Objective: This multicenter randomized clinical trial compared cryo stripping of the great saphenous vein (GSV) with conventional stripping.
Methods: The study randomized 494 patients with symptomatic (CEAP) clinical severity class 2 to 4 to cryo stripping (n = 249) or conventional stripping (n = 245). The primary outcome was residual GSV 6 months after surgery measured by venous duplex ultrasound imaging. Secondary outcomes were quality of life, operation time, and postoperative neural damage. Duration of follow-up was 6 months. Quality of life was measured at 6 and 26 weeks postoperatively with the Aberdeen Varicose Vein Questionnaire (AVVQ) and Medical Outcomes Study Short-Form 36 (SF-36) Health Survey.

▸ RECORDS
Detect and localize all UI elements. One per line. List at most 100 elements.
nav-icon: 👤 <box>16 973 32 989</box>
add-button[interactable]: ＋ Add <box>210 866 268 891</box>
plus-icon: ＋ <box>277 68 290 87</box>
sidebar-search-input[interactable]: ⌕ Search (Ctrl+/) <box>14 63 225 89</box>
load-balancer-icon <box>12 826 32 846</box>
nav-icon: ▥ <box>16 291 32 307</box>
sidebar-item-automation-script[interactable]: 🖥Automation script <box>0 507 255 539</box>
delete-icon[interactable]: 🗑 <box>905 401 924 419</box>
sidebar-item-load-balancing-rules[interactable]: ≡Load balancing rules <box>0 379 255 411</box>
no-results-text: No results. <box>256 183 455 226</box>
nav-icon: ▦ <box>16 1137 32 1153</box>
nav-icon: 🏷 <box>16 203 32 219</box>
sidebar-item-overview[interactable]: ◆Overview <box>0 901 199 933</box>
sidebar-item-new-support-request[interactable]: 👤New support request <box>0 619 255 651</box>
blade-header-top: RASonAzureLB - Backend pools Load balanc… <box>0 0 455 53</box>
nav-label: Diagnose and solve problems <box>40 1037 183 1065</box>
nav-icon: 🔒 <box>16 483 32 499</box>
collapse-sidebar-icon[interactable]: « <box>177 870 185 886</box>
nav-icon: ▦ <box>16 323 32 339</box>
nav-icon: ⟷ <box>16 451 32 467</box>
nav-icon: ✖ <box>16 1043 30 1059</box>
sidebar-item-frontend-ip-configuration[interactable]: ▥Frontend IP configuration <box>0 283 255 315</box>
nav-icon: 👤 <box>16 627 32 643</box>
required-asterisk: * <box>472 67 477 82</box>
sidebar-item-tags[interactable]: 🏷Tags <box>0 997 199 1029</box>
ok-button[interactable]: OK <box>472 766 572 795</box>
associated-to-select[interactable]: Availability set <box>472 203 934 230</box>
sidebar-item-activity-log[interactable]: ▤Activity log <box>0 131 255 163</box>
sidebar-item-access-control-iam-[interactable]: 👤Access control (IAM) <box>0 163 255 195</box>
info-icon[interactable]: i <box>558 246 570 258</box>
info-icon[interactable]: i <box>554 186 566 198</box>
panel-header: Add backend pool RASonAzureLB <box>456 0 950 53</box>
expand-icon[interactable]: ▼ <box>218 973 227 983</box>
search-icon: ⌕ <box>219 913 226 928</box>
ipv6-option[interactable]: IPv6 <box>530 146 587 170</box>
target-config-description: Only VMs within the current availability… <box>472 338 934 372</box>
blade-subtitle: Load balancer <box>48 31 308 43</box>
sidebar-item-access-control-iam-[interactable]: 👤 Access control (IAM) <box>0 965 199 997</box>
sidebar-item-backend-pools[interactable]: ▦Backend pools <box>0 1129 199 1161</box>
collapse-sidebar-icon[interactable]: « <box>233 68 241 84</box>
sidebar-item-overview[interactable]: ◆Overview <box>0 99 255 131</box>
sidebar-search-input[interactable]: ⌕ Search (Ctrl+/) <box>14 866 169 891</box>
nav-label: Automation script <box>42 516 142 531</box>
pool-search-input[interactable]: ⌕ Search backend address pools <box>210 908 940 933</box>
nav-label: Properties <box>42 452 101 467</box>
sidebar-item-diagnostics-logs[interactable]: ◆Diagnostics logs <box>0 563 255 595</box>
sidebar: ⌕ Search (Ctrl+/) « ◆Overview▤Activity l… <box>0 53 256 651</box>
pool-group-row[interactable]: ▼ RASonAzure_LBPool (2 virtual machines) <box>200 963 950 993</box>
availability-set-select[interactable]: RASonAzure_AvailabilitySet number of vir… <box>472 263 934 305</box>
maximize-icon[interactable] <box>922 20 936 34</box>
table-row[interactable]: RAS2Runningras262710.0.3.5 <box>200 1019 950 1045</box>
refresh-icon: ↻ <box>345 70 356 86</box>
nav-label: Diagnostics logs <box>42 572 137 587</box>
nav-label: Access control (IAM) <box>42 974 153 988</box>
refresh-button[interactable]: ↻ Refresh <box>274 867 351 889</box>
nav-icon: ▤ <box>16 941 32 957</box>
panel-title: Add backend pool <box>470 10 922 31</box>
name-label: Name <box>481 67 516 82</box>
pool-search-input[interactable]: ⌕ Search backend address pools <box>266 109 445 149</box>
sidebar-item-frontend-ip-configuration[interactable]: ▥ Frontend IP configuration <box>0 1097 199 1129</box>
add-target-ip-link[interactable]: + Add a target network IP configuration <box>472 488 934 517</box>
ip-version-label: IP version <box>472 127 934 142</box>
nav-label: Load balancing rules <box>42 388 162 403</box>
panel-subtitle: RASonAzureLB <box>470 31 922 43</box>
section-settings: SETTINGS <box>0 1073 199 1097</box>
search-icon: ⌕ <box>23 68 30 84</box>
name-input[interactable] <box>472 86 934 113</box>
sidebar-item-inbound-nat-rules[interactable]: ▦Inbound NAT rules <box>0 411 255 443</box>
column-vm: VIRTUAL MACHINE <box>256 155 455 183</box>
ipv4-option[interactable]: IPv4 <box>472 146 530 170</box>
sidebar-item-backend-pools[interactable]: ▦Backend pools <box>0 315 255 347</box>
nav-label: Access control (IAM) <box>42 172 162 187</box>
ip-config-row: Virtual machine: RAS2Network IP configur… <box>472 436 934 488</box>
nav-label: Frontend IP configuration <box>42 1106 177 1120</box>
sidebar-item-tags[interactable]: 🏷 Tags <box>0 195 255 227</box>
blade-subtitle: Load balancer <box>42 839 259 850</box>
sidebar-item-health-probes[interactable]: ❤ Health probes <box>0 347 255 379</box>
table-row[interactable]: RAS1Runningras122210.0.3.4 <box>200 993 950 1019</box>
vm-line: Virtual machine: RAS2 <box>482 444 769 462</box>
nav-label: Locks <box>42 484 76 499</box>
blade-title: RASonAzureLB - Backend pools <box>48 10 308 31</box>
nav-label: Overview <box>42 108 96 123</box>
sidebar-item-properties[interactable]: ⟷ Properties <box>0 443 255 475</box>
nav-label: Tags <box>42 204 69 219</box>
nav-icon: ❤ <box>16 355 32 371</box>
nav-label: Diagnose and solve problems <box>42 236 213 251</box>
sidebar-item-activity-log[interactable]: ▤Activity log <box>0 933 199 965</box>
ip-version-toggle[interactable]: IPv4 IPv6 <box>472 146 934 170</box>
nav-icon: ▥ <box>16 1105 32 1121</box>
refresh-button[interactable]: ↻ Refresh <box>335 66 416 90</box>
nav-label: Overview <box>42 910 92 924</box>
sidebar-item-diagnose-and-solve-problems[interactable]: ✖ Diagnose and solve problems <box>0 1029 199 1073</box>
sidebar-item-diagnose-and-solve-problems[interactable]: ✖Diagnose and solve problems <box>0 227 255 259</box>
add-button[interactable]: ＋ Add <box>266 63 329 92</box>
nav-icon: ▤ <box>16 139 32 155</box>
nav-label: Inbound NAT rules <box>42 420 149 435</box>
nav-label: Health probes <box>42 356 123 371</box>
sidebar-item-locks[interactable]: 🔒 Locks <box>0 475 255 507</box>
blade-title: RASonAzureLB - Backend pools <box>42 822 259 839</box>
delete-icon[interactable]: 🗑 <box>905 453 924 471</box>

▸ EXERCISE
From the trial abstract, reproduce the passage between "Methods: The study" and "(SF-36) Health Survey.", inclusive. Base your work only on the text.

▸ EXERCISE OUTPUT
Methods: The study randomized 494 patients with symptomatic (CEAP) clinical severity class 2 to 4 to cryo stripping (n = 249) or conventional stripping (n = 245). The primary outcome was residual GSV 6 months after surgery measured by venous duplex ultrasound imaging. Secondary outcomes were quality of life, operation time, and postoperative neural damage. Duration of follow-up was 6 months. Quality of life was measured at 6 and 26 weeks postoperatively with the Aberdeen Varicose Vein Questionnaire (AVVQ) and Medical Outcomes Study Short-Form 36 (SF-36) Health Survey.